▸ Instructions for the task
Repeat the lines that follow, leaving nothing out.

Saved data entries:
........

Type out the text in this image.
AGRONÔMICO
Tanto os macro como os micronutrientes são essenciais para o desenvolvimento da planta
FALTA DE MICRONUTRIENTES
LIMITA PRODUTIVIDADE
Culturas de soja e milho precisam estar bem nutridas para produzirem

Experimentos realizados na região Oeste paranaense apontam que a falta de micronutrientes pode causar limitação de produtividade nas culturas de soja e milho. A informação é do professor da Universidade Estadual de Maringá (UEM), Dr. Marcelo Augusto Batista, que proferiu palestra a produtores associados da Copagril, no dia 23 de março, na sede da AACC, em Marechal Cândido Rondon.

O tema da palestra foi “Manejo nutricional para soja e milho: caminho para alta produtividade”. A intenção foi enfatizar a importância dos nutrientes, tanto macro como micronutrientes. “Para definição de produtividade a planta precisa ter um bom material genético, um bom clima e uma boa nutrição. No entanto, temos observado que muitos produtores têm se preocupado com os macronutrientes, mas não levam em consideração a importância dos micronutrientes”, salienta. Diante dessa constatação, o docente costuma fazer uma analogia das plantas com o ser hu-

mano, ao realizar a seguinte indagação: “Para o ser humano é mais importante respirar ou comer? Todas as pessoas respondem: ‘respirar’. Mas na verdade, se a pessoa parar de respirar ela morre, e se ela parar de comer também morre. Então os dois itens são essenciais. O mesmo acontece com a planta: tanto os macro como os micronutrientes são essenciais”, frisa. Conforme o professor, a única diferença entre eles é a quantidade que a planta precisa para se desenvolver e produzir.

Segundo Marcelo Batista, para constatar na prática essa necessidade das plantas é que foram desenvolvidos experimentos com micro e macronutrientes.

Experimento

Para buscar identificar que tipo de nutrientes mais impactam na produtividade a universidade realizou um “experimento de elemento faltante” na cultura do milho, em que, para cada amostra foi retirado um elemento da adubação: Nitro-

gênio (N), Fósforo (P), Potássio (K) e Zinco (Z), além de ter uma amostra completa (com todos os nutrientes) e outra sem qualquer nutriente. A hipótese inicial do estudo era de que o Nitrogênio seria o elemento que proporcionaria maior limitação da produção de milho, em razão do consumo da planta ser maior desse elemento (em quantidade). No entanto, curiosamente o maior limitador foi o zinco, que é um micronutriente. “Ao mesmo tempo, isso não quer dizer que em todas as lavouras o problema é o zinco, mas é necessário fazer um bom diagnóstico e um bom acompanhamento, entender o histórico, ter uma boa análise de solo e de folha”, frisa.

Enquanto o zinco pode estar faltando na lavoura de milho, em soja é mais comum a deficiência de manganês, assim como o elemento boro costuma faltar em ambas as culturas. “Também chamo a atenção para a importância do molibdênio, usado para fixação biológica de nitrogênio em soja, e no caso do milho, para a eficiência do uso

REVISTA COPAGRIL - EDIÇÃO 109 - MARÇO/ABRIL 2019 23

........

▸ Output of the task
Type out the text in this image.
AGRONÔMICO
Tanto os macro como os micronutrientes são essenciais para o desenvolvimento da planta
FALTA DE MICRONUTRIENTES
LIMITA PRODUTIVIDADE
Culturas de soja e milho precisam estar bem nutridas para produzirem

Experimentos realizados na região Oeste paranaense apontam que a falta de micronutrientes pode causar limitação de produtividade nas culturas de soja e milho. A informação é do professor da Universidade Estadual de Maringá (UEM), Dr. Marcelo Augusto Batista, que proferiu palestra a produtores associados da Copagril, no dia 23 de março, na sede da AACC, em Marechal Cândido Rondon.

O tema da palestra foi “Manejo nutricional para soja e milho: caminho para alta produtividade”. A intenção foi enfatizar a importância dos nutrientes, tanto macro como micronutrientes. “Para definição de produtividade a planta precisa ter um bom material genético, um bom clima e uma boa nutrição. No entanto, temos observado que muitos produtores têm se preocupado com os macronutrientes, mas não levam em consideração a importância dos micronutrientes”, salienta. Diante dessa constatação, o docente costuma fazer uma analogia das plantas com o ser hu-

mano, ao realizar a seguinte indagação: “Para o ser humano é mais importante respirar ou comer? Todas as pessoas respondem: ‘respirar’. Mas na verdade, se a pessoa parar de respirar ela morre, e se ela parar de comer também morre. Então os dois itens são essenciais. O mesmo acontece com a planta: tanto os macro como os micronutrientes são essenciais”, frisa. Conforme o professor, a única diferença entre eles é a quantidade que a planta precisa para se desenvolver e produzir.

Segundo Marcelo Batista, para constatar na prática essa necessidade das plantas é que foram desenvolvidos experimentos com micro e macronutrientes.

Experimento

Para buscar identificar que tipo de nutrientes mais impactam na produtividade a universidade realizou um “experimento de elemento faltante” na cultura do milho, em que, para cada amostra foi retirado um elemento da adubação: Nitro-

gênio (N), Fósforo (P), Potássio (K) e Zinco (Z), além de ter uma amostra completa (com todos os nutrientes) e outra sem qualquer nutriente. A hipótese inicial do estudo era de que o Nitrogênio seria o elemento que proporcionaria maior limitação da produção de milho, em razão do consumo da planta ser maior desse elemento (em quantidade). No entanto, curiosamente o maior limitador foi o zinco, que é um micronutriente. “Ao mesmo tempo, isso não quer dizer que em todas as lavouras o problema é o zinco, mas é necessário fazer um bom diagnóstico e um bom acompanhamento, entender o histórico, ter uma boa análise de solo e de folha”, frisa.

Enquanto o zinco pode estar faltando na lavoura de milho, em soja é mais comum a deficiência de manganês, assim como o elemento boro costuma faltar em ambas as culturas. “Também chamo a atenção para a importância do molibdênio, usado para fixação biológica de nitrogênio em soja, e no caso do milho, para a eficiência do uso

REVISTA COPAGRIL - EDIÇÃO 109 - MARÇO/ABRIL 2019 23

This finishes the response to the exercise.